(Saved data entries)
+ + + + +

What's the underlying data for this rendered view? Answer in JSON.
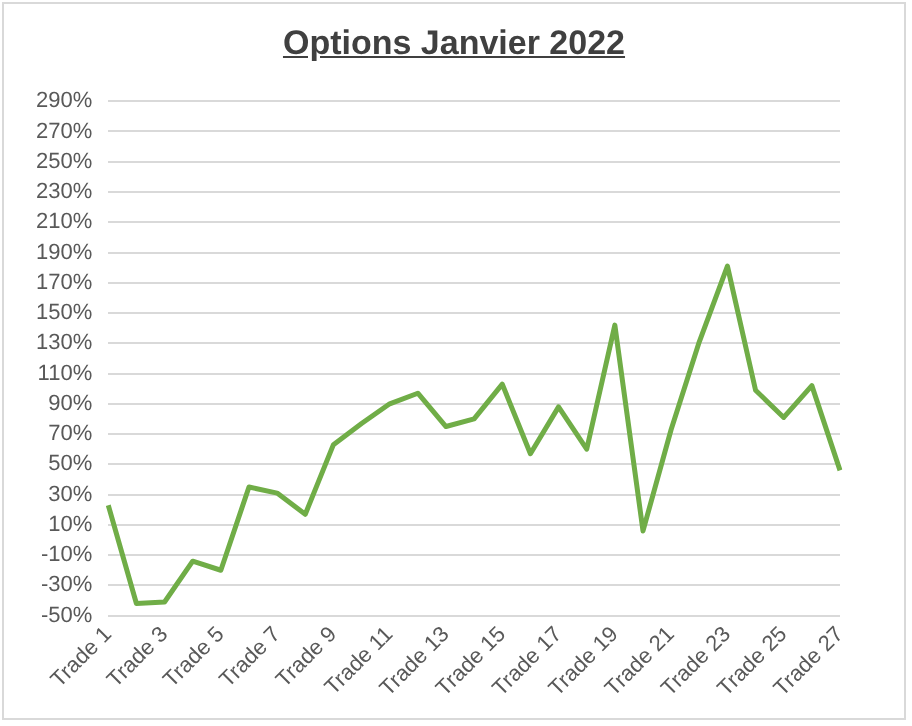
{
  "chart_data": {
    "type": "line",
    "title": "Options Janvier 2022",
    "categories": [
      "Trade 1",
      null,
      "Trade 3",
      null,
      "Trade 5",
      null,
      "Trade 7",
      null,
      "Trade 9",
      null,
      "Trade 11",
      null,
      "Trade 13",
      null,
      "Trade 15",
      null,
      "Trade 17",
      null,
      "Trade 19",
      null,
      "Trade 21",
      null,
      "Trade 23",
      null,
      "Trade 25",
      null,
      "Trade 27"
    ],
    "series": [
      {
        "color": "#70ad47",
        "values": [
          23,
          -42,
          -41,
          -14,
          -20,
          35,
          31,
          17,
          63,
          77,
          90,
          97,
          75,
          80,
          103,
          57,
          88,
          60,
          142,
          6,
          73,
          131,
          181,
          99,
          81,
          102,
          46
        ]
      }
    ],
    "ylim": [
      -50,
      290
    ],
    "yticks": [
      {
        "value": -50,
        "label": "-50%"
      },
      {
        "value": -30,
        "label": "-30%"
      },
      {
        "value": -10,
        "label": "-10%"
      },
      {
        "value": 10,
        "label": "10%"
      },
      {
        "value": 30,
        "label": "30%"
      },
      {
        "value": 50,
        "label": "50%"
      },
      {
        "value": 70,
        "label": "70%"
      },
      {
        "value": 90,
        "label": "90%"
      },
      {
        "value": 110,
        "label": "110%"
      },
      {
        "value": 130,
        "label": "130%"
      },
      {
        "value": 150,
        "label": "150%"
      },
      {
        "value": 170,
        "label": "170%"
      },
      {
        "value": 190,
        "label": "190%"
      },
      {
        "value": 210,
        "label": "210%"
      },
      {
        "value": 230,
        "label": "230%"
      },
      {
        "value": 250,
        "label": "250%"
      },
      {
        "value": 270,
        "label": "270%"
      },
      {
        "value": 290,
        "label": "290%"
      }
    ],
    "grid": "y",
    "legend": false,
    "marker": "none",
    "line_style": "solid"
  }
}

+ + + + +

EXERCISE OBJECTIVE: Every record above should be transcribed exactly; the pictures stay out of the copy.

EXERCISE OUTPUT:
What's the underlying data for this rendered view? Answer in JSON.
{
  "chart_data": {
    "type": "line",
    "title": "Options Janvier 2022",
    "categories": [
      "Trade 1",
      null,
      "Trade 3",
      null,
      "Trade 5",
      null,
      "Trade 7",
      null,
      "Trade 9",
      null,
      "Trade 11",
      null,
      "Trade 13",
      null,
      "Trade 15",
      null,
      "Trade 17",
      null,
      "Trade 19",
      null,
      "Trade 21",
      null,
      "Trade 23",
      null,
      "Trade 25",
      null,
      "Trade 27"
    ],
    "series": [
      {
        "color": "#70ad47",
        "values": [
          23,
          -42,
          -41,
          -14,
          -20,
          35,
          31,
          17,
          63,
          77,
          90,
          97,
          75,
          80,
          103,
          57,
          88,
          60,
          142,
          6,
          73,
          131,
          181,
          99,
          81,
          102,
          46
        ]
      }
    ],
    "ylim": [
      -50,
      290
    ],
    "yticks": [
      {
        "value": -50,
        "label": "-50%"
      },
      {
        "value": -30,
        "label": "-30%"
      },
      {
        "value": -10,
        "label": "-10%"
      },
      {
        "value": 10,
        "label": "10%"
      },
      {
        "value": 30,
        "label": "30%"
      },
      {
        "value": 50,
        "label": "50%"
      },
      {
        "value": 70,
        "label": "70%"
      },
      {
        "value": 90,
        "label": "90%"
      },
      {
        "value": 110,
        "label": "110%"
      },
      {
        "value": 130,
        "label": "130%"
      },
      {
        "value": 150,
        "label": "150%"
      },
      {
        "value": 170,
        "label": "170%"
      },
      {
        "value": 190,
        "label": "190%"
      },
      {
        "value": 210,
        "label": "210%"
      },
      {
        "value": 230,
        "label": "230%"
      },
      {
        "value": 250,
        "label": "250%"
      },
      {
        "value": 270,
        "label": "270%"
      },
      {
        "value": 290,
        "label": "290%"
      }
    ],
    "grid": "y",
    "legend": false,
    "marker": "none",
    "line_style": "solid"
  }
}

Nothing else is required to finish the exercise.